BRIEF: In the material below, list every line carrying the string "assets".

INPUT DATA:
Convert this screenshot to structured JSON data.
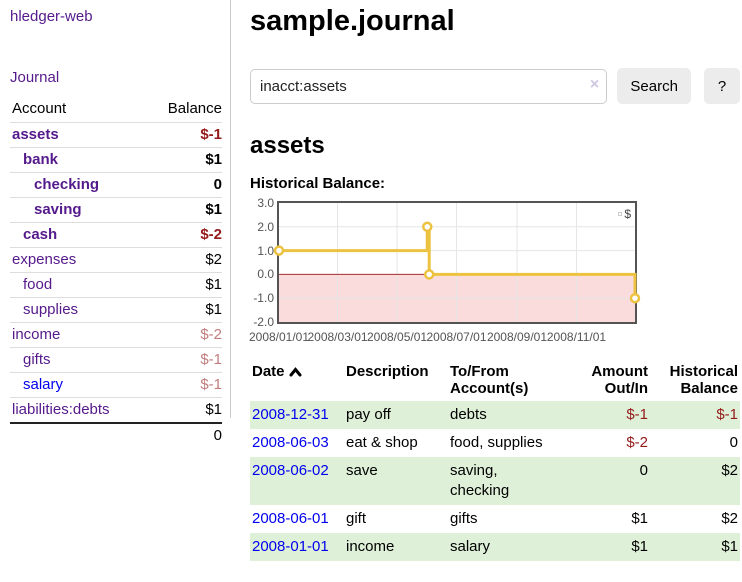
{
  "brand": "hledger-web",
  "nav": {
    "journal": "Journal"
  },
  "sidebar": {
    "col_account": "Account",
    "col_balance": "Balance",
    "accounts": [
      {
        "name": "assets",
        "balance": "$-1",
        "level": 1,
        "bold": true,
        "neg": "strong",
        "visited": true
      },
      {
        "name": "bank",
        "balance": "$1",
        "level": 2,
        "bold": true,
        "neg": "none",
        "visited": true
      },
      {
        "name": "checking",
        "balance": "0",
        "level": 3,
        "bold": true,
        "neg": "none",
        "visited": true
      },
      {
        "name": "saving",
        "balance": "$1",
        "level": 3,
        "bold": true,
        "neg": "none",
        "visited": true
      },
      {
        "name": "cash",
        "balance": "$-2",
        "level": 2,
        "bold": true,
        "neg": "strong",
        "visited": true
      },
      {
        "name": "expenses",
        "balance": "$2",
        "level": 1,
        "bold": false,
        "neg": "none",
        "visited": true
      },
      {
        "name": "food",
        "balance": "$1",
        "level": 2,
        "bold": false,
        "neg": "none",
        "visited": true
      },
      {
        "name": "supplies",
        "balance": "$1",
        "level": 2,
        "bold": false,
        "neg": "none",
        "visited": true
      },
      {
        "name": "income",
        "balance": "$-2",
        "level": 1,
        "bold": false,
        "neg": "pale",
        "visited": true
      },
      {
        "name": "gifts",
        "balance": "$-1",
        "level": 2,
        "bold": false,
        "neg": "pale",
        "visited": true
      },
      {
        "name": "salary",
        "balance": "$-1",
        "level": 2,
        "bold": false,
        "neg": "pale",
        "visited": false
      },
      {
        "name": "liabilities:debts",
        "balance": "$1",
        "level": 1,
        "bold": false,
        "neg": "none",
        "visited": true
      }
    ],
    "total": "0"
  },
  "page": {
    "title": "sample.journal",
    "account_heading": "assets",
    "chart_title": "Historical Balance:"
  },
  "search": {
    "value": "inacct:assets",
    "clear": "×",
    "button": "Search",
    "help": "?"
  },
  "chart_data": {
    "type": "line",
    "style": "step",
    "title": "Historical Balance",
    "series": [
      {
        "name": "$",
        "color": "#edc240",
        "points": [
          [
            "2008-01-01",
            1
          ],
          [
            "2008-06-01",
            2
          ],
          [
            "2008-06-03",
            0
          ],
          [
            "2008-12-31",
            -1
          ]
        ]
      }
    ],
    "xlim": [
      "2008-01-01",
      "2008-12-31"
    ],
    "ylim": [
      -2,
      3
    ],
    "x_ticks": [
      "2008/01/01",
      "2008/03/01",
      "2008/05/01",
      "2008/07/01",
      "2008/09/01",
      "2008/11/01"
    ],
    "y_ticks": [
      3.0,
      2.0,
      1.0,
      0.0,
      -1.0,
      -2.0
    ],
    "legend": "$",
    "legend_position": "top-right",
    "grid": true,
    "negative_region_color": "#fadcdc",
    "zero_line_color": "#a03030",
    "grid_color": "#e6e6e6"
  },
  "transactions": {
    "headers": {
      "date": "Date",
      "description": "Description",
      "accounts": "To/From Account(s)",
      "amount": "Amount Out/In",
      "balance": "Historical Balance"
    },
    "rows": [
      {
        "date": "2008-12-31",
        "description": "pay off",
        "accounts": "debts",
        "amount": "$-1",
        "balance": "$-1",
        "amount_neg": true,
        "balance_neg": true,
        "shaded": true
      },
      {
        "date": "2008-06-03",
        "description": "eat & shop",
        "accounts": "food, supplies",
        "amount": "$-2",
        "balance": "0",
        "amount_neg": true,
        "balance_neg": false,
        "shaded": false
      },
      {
        "date": "2008-06-02",
        "description": "save",
        "accounts": "saving, checking",
        "amount": "0",
        "balance": "$2",
        "amount_neg": false,
        "balance_neg": false,
        "shaded": true
      },
      {
        "date": "2008-06-01",
        "description": "gift",
        "accounts": "gifts",
        "amount": "$1",
        "balance": "$2",
        "amount_neg": false,
        "balance_neg": false,
        "shaded": false
      },
      {
        "date": "2008-01-01",
        "description": "income",
        "accounts": "salary",
        "amount": "$1",
        "balance": "$1",
        "amount_neg": false,
        "balance_neg": false,
        "shaded": true
      }
    ]
  },
  "colors": {
    "link_purple": "#551a8b",
    "link_blue": "#0000ee",
    "negative_strong": "#941a1a",
    "negative_pale": "#c17d7d",
    "row_green": "#dff0d8",
    "chart_line": "#edc240"
  }
}
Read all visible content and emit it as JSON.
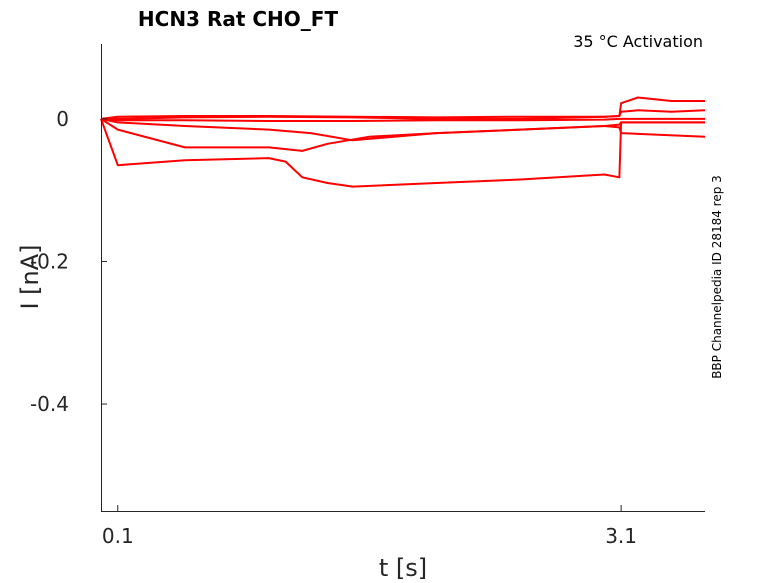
{
  "chart_data": {
    "type": "line",
    "title": "HCN3  Rat  CHO_FT",
    "annotation": "35 °C  Activation",
    "side_label": "BBP Channelpedia ID 28184 rep 3",
    "xlabel": "t [s]",
    "ylabel": "I [nA]",
    "xlim": [
      0.0,
      3.6
    ],
    "ylim": [
      -0.55,
      0.105
    ],
    "xticks": [
      {
        "v": 0.1,
        "label": "0.1"
      },
      {
        "v": 3.1,
        "label": "3.1"
      }
    ],
    "yticks": [
      {
        "v": 0,
        "label": "0"
      },
      {
        "v": -0.2,
        "label": "-0.2"
      },
      {
        "v": -0.4,
        "label": "-0.4"
      }
    ],
    "grid": false,
    "series_color": "#ff0000",
    "series": [
      {
        "x": [
          0.0,
          0.1,
          0.5,
          1.0,
          1.5,
          2.0,
          2.5,
          3.0,
          3.09,
          3.1,
          3.2,
          3.4,
          3.6
        ],
        "y": [
          0.0,
          0.0,
          0.002,
          0.003,
          0.002,
          0.0,
          0.0,
          0.003,
          0.004,
          0.022,
          0.03,
          0.025,
          0.025
        ]
      },
      {
        "x": [
          0.0,
          0.1,
          0.5,
          1.0,
          1.5,
          2.0,
          2.5,
          3.0,
          3.09,
          3.1,
          3.2,
          3.4,
          3.6
        ],
        "y": [
          0.0,
          0.003,
          0.004,
          0.004,
          0.003,
          0.002,
          0.003,
          0.003,
          0.004,
          0.01,
          0.012,
          0.01,
          0.012
        ]
      },
      {
        "x": [
          0.0,
          0.1,
          0.5,
          1.0,
          1.5,
          2.0,
          2.5,
          3.0,
          3.09,
          3.1,
          3.6
        ],
        "y": [
          0.0,
          -0.002,
          -0.002,
          -0.003,
          -0.003,
          -0.002,
          -0.002,
          -0.001,
          0.0,
          0.0,
          0.0
        ]
      },
      {
        "x": [
          0.0,
          0.1,
          0.5,
          1.0,
          1.25,
          1.5,
          2.0,
          2.5,
          3.0,
          3.09,
          3.1,
          3.6
        ],
        "y": [
          0.0,
          -0.005,
          -0.01,
          -0.015,
          -0.02,
          -0.03,
          -0.02,
          -0.015,
          -0.01,
          -0.012,
          -0.02,
          -0.025
        ]
      },
      {
        "x": [
          0.0,
          0.1,
          0.5,
          1.0,
          1.2,
          1.35,
          1.6,
          2.0,
          2.5,
          3.0,
          3.09,
          3.1,
          3.6
        ],
        "y": [
          0.0,
          -0.015,
          -0.04,
          -0.04,
          -0.045,
          -0.035,
          -0.025,
          -0.02,
          -0.015,
          -0.01,
          -0.008,
          -0.005,
          -0.005
        ]
      },
      {
        "x": [
          0.0,
          0.1,
          0.5,
          1.0,
          1.1,
          1.2,
          1.35,
          1.5,
          2.0,
          2.5,
          3.0,
          3.09,
          3.1,
          3.6
        ],
        "y": [
          0.0,
          -0.065,
          -0.058,
          -0.055,
          -0.06,
          -0.082,
          -0.09,
          -0.095,
          -0.09,
          -0.085,
          -0.078,
          -0.082,
          -0.005,
          -0.005
        ]
      }
    ]
  }
}
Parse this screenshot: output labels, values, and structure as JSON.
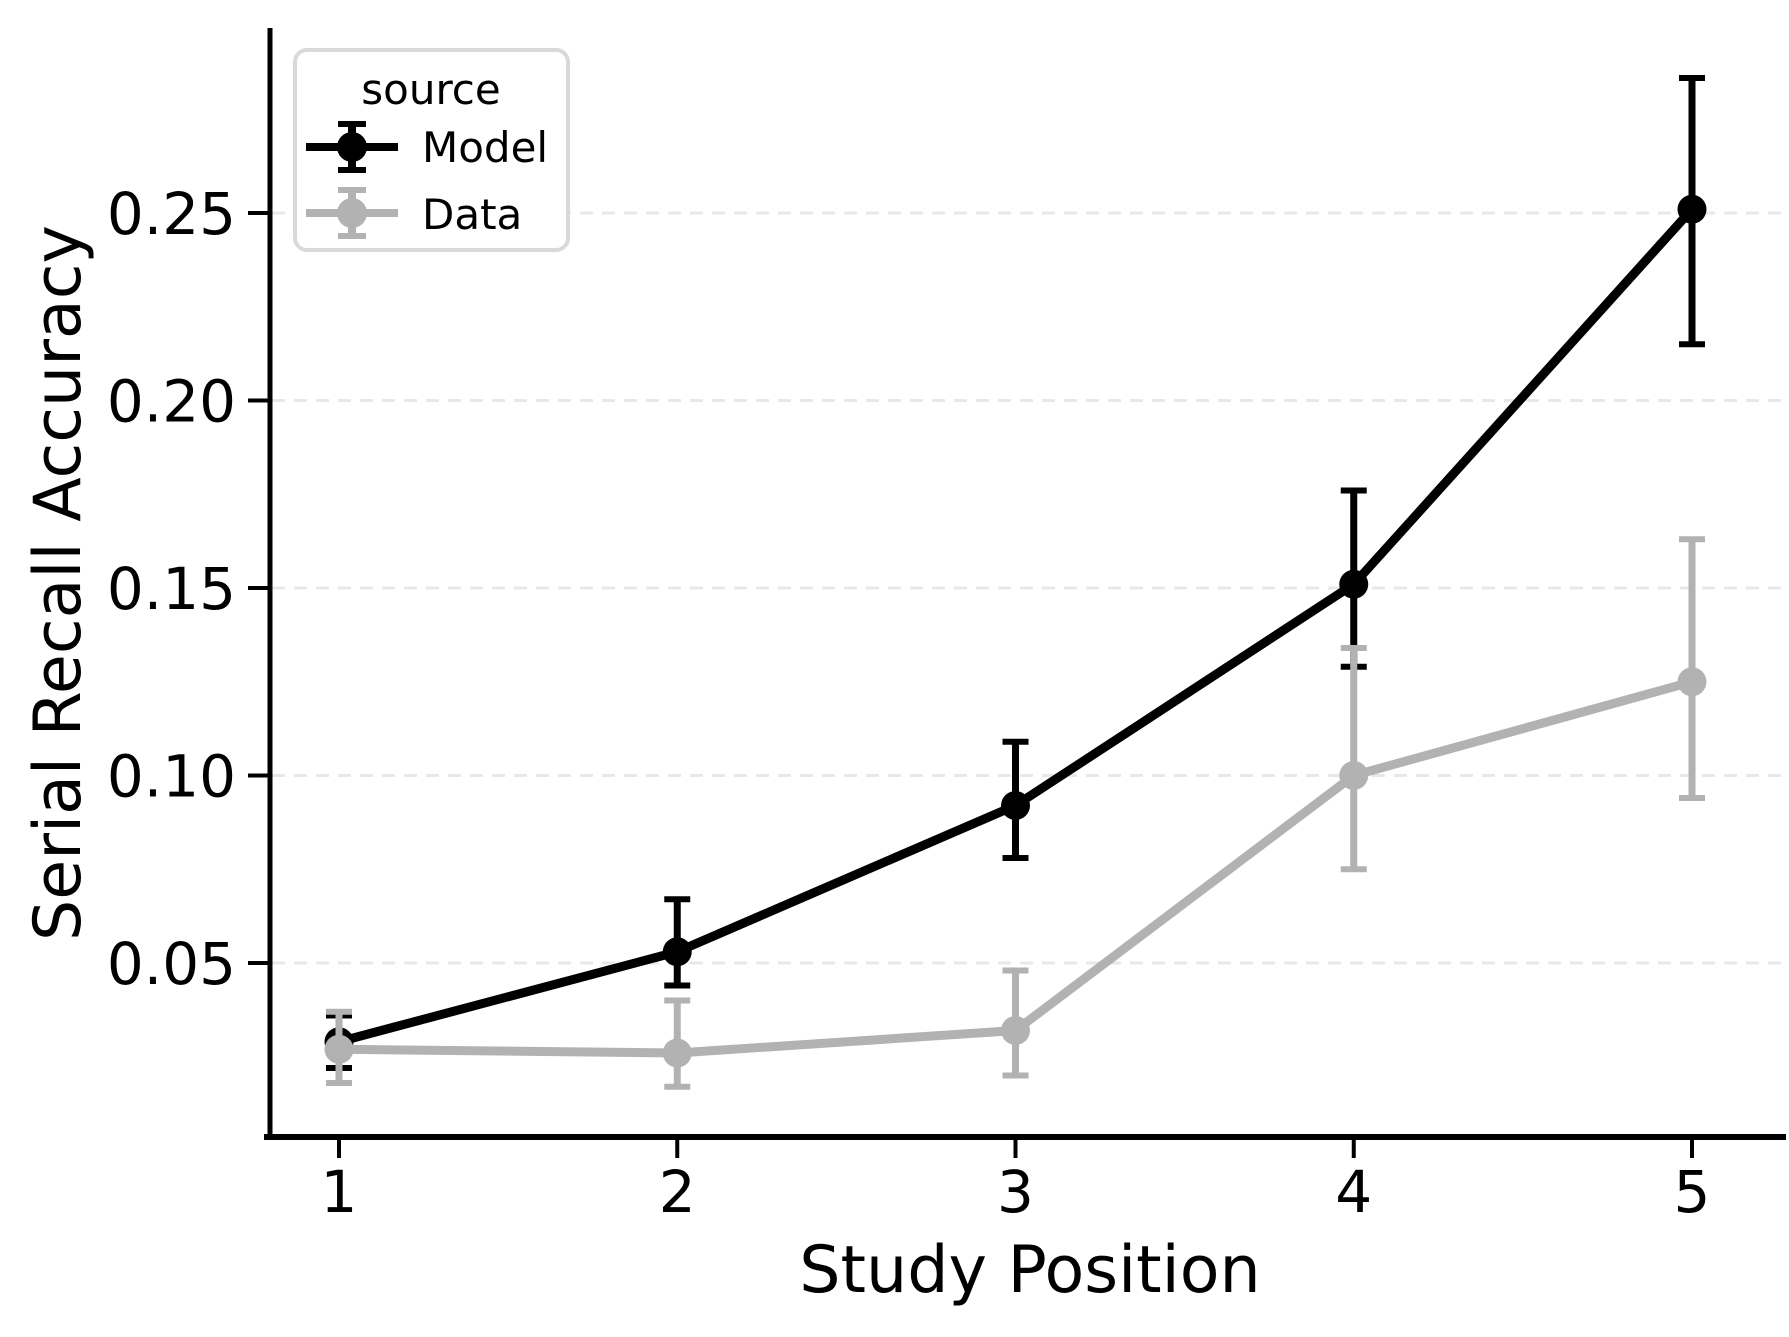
{
  "figure": {
    "background": "#ffffff",
    "plot_type_note": "errorbar line chart"
  },
  "chart_data": {
    "type": "line",
    "title": "",
    "xlabel": "Study Position",
    "ylabel": "Serial Recall Accuracy",
    "x": [
      1,
      2,
      3,
      4,
      5
    ],
    "x_tick_labels": [
      "1",
      "2",
      "3",
      "4",
      "5"
    ],
    "y_ticks": [
      0.05,
      0.1,
      0.15,
      0.2,
      0.25
    ],
    "y_tick_labels": [
      "0.05",
      "0.10",
      "0.15",
      "0.20",
      "0.25"
    ],
    "xlim": [
      0.8,
      5.3
    ],
    "ylim": [
      0.004,
      0.299
    ],
    "grid": {
      "axis": "y",
      "style": "dashed",
      "color": "#e8e8e8"
    },
    "legend": {
      "title": "source",
      "position": "upper left"
    },
    "series": [
      {
        "name": "Model",
        "color": "#000000",
        "marker": "circle-with-errorbar",
        "values": [
          0.029,
          0.053,
          0.092,
          0.151,
          0.251
        ],
        "err_low": [
          0.022,
          0.044,
          0.078,
          0.129,
          0.215
        ],
        "err_high": [
          0.036,
          0.067,
          0.109,
          0.176,
          0.286
        ]
      },
      {
        "name": "Data",
        "color": "#b2b2b2",
        "marker": "circle-with-errorbar",
        "values": [
          0.027,
          0.026,
          0.032,
          0.1,
          0.125
        ],
        "err_low": [
          0.018,
          0.017,
          0.02,
          0.075,
          0.094
        ],
        "err_high": [
          0.037,
          0.04,
          0.048,
          0.134,
          0.163
        ]
      }
    ]
  }
}
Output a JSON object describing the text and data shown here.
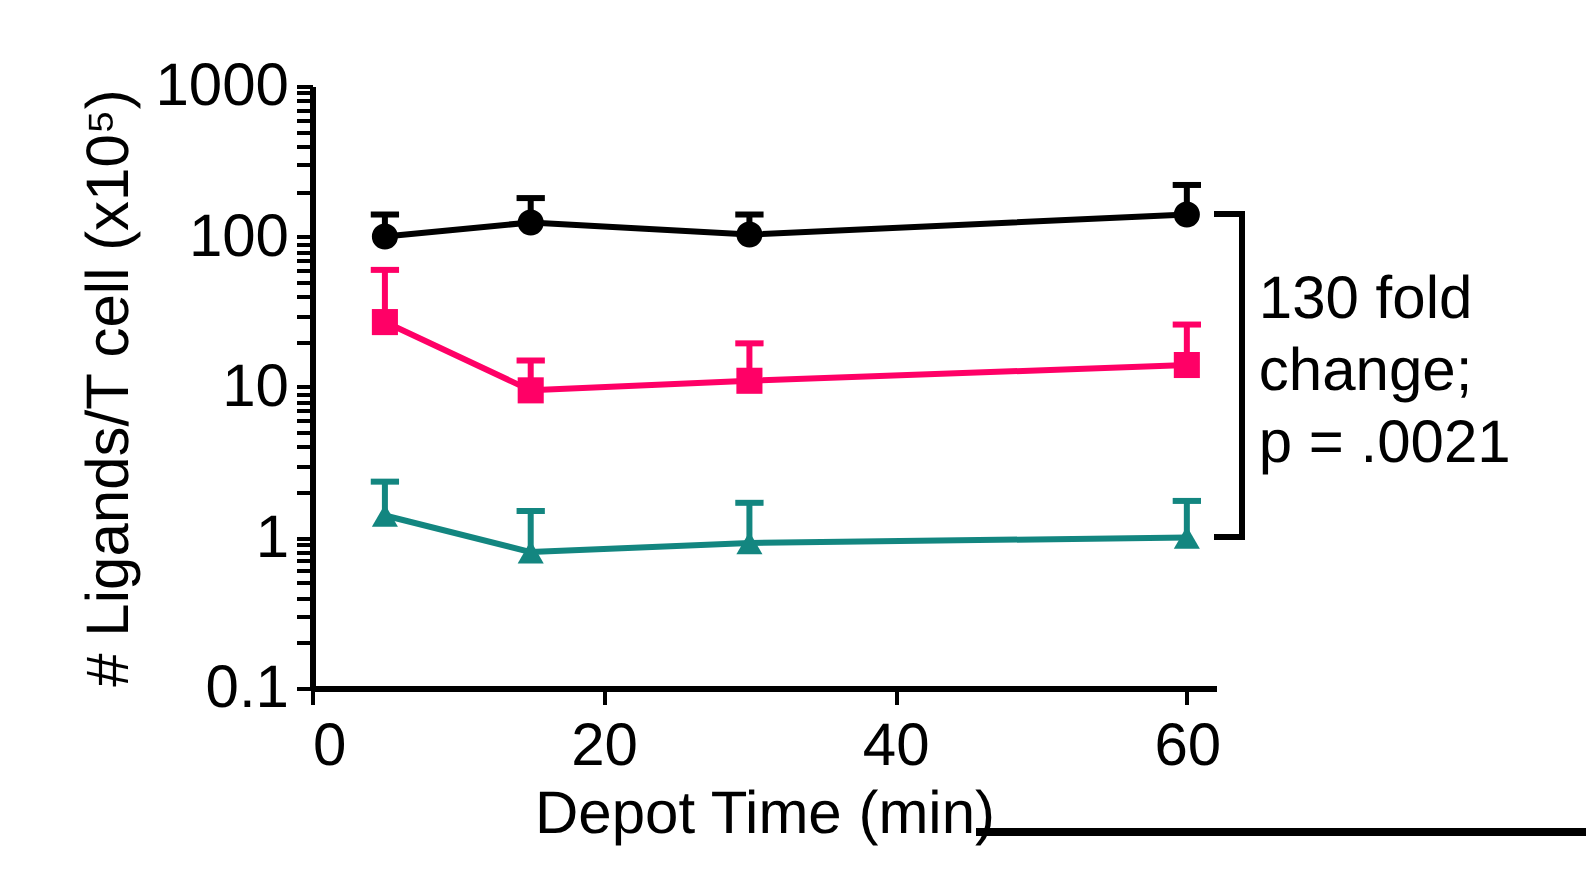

TASK ANSWER:
        "name": "assets",
    "account_heading": "assets",
    "value": "inacct:assets",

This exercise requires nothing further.